>> start DATA SUPPLIED
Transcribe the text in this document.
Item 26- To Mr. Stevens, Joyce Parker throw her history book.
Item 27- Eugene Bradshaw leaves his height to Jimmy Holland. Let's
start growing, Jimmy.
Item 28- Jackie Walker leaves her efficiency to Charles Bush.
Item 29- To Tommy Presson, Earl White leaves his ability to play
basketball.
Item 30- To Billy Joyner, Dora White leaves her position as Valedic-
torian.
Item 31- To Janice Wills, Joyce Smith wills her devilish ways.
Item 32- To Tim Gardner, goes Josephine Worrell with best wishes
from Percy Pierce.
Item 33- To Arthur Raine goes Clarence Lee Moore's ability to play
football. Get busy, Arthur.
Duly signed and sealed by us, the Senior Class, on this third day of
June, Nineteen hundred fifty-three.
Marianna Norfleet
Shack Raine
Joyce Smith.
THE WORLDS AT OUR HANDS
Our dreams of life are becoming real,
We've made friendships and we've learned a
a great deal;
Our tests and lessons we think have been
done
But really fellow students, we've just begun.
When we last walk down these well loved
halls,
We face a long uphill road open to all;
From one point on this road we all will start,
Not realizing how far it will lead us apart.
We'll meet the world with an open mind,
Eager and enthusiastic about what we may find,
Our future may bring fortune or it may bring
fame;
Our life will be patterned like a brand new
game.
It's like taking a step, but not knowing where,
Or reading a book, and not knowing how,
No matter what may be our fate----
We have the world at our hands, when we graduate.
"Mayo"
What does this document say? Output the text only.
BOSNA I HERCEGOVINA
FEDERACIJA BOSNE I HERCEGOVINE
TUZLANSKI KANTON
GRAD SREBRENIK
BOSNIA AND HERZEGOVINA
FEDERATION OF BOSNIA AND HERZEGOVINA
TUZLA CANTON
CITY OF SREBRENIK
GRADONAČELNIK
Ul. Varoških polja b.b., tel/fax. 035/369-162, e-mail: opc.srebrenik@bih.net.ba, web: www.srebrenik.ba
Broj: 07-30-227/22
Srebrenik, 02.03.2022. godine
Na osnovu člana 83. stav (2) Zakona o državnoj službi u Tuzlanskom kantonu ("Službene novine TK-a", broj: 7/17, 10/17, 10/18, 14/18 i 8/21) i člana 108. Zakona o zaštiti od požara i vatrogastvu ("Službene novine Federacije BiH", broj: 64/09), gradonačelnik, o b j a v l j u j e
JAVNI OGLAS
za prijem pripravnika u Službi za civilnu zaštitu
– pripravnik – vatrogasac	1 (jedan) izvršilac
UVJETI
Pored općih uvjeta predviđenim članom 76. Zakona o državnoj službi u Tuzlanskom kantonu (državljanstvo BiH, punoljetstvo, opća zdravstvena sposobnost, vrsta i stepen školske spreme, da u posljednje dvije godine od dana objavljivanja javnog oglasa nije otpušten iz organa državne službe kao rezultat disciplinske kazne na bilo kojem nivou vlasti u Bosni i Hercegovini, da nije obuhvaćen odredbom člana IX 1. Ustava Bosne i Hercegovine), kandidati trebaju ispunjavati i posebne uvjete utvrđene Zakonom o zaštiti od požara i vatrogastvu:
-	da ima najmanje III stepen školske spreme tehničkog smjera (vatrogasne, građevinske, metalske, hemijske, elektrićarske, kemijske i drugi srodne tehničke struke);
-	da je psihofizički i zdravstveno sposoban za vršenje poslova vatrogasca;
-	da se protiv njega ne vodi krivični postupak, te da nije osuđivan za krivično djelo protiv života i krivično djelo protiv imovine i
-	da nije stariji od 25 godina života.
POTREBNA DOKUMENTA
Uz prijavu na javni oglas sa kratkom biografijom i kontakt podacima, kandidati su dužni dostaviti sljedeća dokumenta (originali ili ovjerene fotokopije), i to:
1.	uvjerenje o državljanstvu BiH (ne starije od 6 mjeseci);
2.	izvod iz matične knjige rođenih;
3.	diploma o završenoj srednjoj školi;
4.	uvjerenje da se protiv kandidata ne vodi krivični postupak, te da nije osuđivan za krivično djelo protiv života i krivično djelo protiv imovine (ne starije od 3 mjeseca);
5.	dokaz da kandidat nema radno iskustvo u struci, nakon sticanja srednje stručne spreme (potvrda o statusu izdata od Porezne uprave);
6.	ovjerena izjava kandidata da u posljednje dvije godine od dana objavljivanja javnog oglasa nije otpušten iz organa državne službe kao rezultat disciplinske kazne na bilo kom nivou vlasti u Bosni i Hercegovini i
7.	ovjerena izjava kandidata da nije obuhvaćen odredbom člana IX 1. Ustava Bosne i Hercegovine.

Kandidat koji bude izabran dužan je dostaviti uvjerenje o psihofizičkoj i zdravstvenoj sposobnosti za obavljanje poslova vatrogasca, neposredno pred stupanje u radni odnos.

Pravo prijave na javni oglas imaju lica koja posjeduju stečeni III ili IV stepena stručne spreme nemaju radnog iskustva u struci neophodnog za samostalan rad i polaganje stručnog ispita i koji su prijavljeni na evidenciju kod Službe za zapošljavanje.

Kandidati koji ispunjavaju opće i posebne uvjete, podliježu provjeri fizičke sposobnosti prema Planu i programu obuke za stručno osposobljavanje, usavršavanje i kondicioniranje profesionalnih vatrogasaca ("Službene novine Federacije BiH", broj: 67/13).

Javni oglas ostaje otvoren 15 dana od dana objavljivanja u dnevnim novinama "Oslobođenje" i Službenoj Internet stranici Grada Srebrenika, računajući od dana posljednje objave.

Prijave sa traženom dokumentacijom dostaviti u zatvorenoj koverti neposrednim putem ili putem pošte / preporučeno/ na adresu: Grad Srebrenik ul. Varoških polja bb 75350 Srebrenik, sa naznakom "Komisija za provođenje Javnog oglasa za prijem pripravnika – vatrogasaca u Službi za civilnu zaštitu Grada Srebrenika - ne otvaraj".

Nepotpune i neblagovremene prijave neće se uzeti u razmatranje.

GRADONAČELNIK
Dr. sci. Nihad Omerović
>> end DATA SUPPLIED
__PROBLEM REQUIREMENTS__:
Quote all the records. Keep every word exact.

__EXERCISE SOLUTION__:
Transcribe the text in this document.
Item 26- To Mr. Stevens, Joyce Parker throw her history book.
Item 27- Eugene Bradshaw leaves his height to Jimmy Holland. Let's
start growing, Jimmy.
Item 28- Jackie Walker leaves her efficiency to Charles Bush.
Item 29- To Tommy Presson, Earl White leaves his ability to play
basketball.
Item 30- To Billy Joyner, Dora White leaves her position as Valedic-
torian.
Item 31- To Janice Wills, Joyce Smith wills her devilish ways.
Item 32- To Tim Gardner, goes Josephine Worrell with best wishes
from Percy Pierce.
Item 33- To Arthur Raine goes Clarence Lee Moore's ability to play
football. Get busy, Arthur.
Duly signed and sealed by us, the Senior Class, on this third day of
June, Nineteen hundred fifty-three.
Marianna Norfleet
Shack Raine
Joyce Smith.
THE WORLDS AT OUR HANDS
Our dreams of life are becoming real,
We've made friendships and we've learned a
a great deal;
Our tests and lessons we think have been
done
But really fellow students, we've just begun.
When we last walk down these well loved
halls,
We face a long uphill road open to all;
From one point on this road we all will start,
Not realizing how far it will lead us apart.
We'll meet the world with an open mind,
Eager and enthusiastic about what we may find,
Our future may bring fortune or it may bring
fame;
Our life will be patterned like a brand new
game.
It's like taking a step, but not knowing where,
Or reading a book, and not knowing how,
No matter what may be our fate----
We have the world at our hands, when we graduate.
"Mayo"
What does this document say? Output the text only.
BOSNA I HERCEGOVINA
FEDERACIJA BOSNE I HERCEGOVINE
TUZLANSKI KANTON
GRAD SREBRENIK
BOSNIA AND HERZEGOVINA
FEDERATION OF BOSNIA AND HERZEGOVINA
TUZLA CANTON
CITY OF SREBRENIK
GRADONAČELNIK
Ul. Varoških polja b.b., tel/fax. 035/369-162, e-mail: opc.srebrenik@bih.net.ba, web: www.srebrenik.ba
Broj: 07-30-227/22
Srebrenik, 02.03.2022. godine
Na osnovu člana 83. stav (2) Zakona o državnoj službi u Tuzlanskom kantonu ("Službene novine TK-a", broj: 7/17, 10/17, 10/18, 14/18 i 8/21) i člana 108. Zakona o zaštiti od požara i vatrogastvu ("Službene novine Federacije BiH", broj: 64/09), gradonačelnik, o b j a v l j u j e
JAVNI OGLAS
za prijem pripravnika u Službi za civilnu zaštitu
– pripravnik – vatrogasac	1 (jedan) izvršilac
UVJETI
Pored općih uvjeta predviđenim članom 76. Zakona o državnoj službi u Tuzlanskom kantonu (državljanstvo BiH, punoljetstvo, opća zdravstvena sposobnost, vrsta i stepen školske spreme, da u posljednje dvije godine od dana objavljivanja javnog oglasa nije otpušten iz organa državne službe kao rezultat disciplinske kazne na bilo kojem nivou vlasti u Bosni i Hercegovini, da nije obuhvaćen odredbom člana IX 1. Ustava Bosne i Hercegovine), kandidati trebaju ispunjavati i posebne uvjete utvrđene Zakonom o zaštiti od požara i vatrogastvu:
-	da ima najmanje III stepen školske spreme tehničkog smjera (vatrogasne, građevinske, metalske, hemijske, elektrićarske, kemijske i drugi srodne tehničke struke);
-	da je psihofizički i zdravstveno sposoban za vršenje poslova vatrogasca;
-	da se protiv njega ne vodi krivični postupak, te da nije osuđivan za krivično djelo protiv života i krivično djelo protiv imovine i
-	da nije stariji od 25 godina života.
POTREBNA DOKUMENTA
Uz prijavu na javni oglas sa kratkom biografijom i kontakt podacima, kandidati su dužni dostaviti sljedeća dokumenta (originali ili ovjerene fotokopije), i to:
1.	uvjerenje o državljanstvu BiH (ne starije od 6 mjeseci);
2.	izvod iz matične knjige rođenih;
3.	diploma o završenoj srednjoj školi;
4.	uvjerenje da se protiv kandidata ne vodi krivični postupak, te da nije osuđivan za krivično djelo protiv života i krivično djelo protiv imovine (ne starije od 3 mjeseca);
5.	dokaz da kandidat nema radno iskustvo u struci, nakon sticanja srednje stručne spreme (potvrda o statusu izdata od Porezne uprave);
6.	ovjerena izjava kandidata da u posljednje dvije godine od dana objavljivanja javnog oglasa nije otpušten iz organa državne službe kao rezultat disciplinske kazne na bilo kom nivou vlasti u Bosni i Hercegovini i
7.	ovjerena izjava kandidata da nije obuhvaćen odredbom člana IX 1. Ustava Bosne i Hercegovine.

Kandidat koji bude izabran dužan je dostaviti uvjerenje o psihofizičkoj i zdravstvenoj sposobnosti za obavljanje poslova vatrogasca, neposredno pred stupanje u radni odnos.

Pravo prijave na javni oglas imaju lica koja posjeduju stečeni III ili IV stepena stručne spreme nemaju radnog iskustva u struci neophodnog za samostalan rad i polaganje stručnog ispita i koji su prijavljeni na evidenciju kod Službe za zapošljavanje.

Kandidati koji ispunjavaju opće i posebne uvjete, podliježu provjeri fizičke sposobnosti prema Planu i programu obuke za stručno osposobljavanje, usavršavanje i kondicioniranje profesionalnih vatrogasaca ("Službene novine Federacije BiH", broj: 67/13).

Javni oglas ostaje otvoren 15 dana od dana objavljivanja u dnevnim novinama "Oslobođenje" i Službenoj Internet stranici Grada Srebrenika, računajući od dana posljednje objave.

Prijave sa traženom dokumentacijom dostaviti u zatvorenoj koverti neposrednim putem ili putem pošte / preporučeno/ na adresu: Grad Srebrenik ul. Varoških polja bb 75350 Srebrenik, sa naznakom "Komisija za provođenje Javnog oglasa za prijem pripravnika – vatrogasaca u Službi za civilnu zaštitu Grada Srebrenika - ne otvaraj".

Nepotpune i neblagovremene prijave neće se uzeti u razmatranje.

GRADONAČELNIK
Dr. sci. Nihad Omerović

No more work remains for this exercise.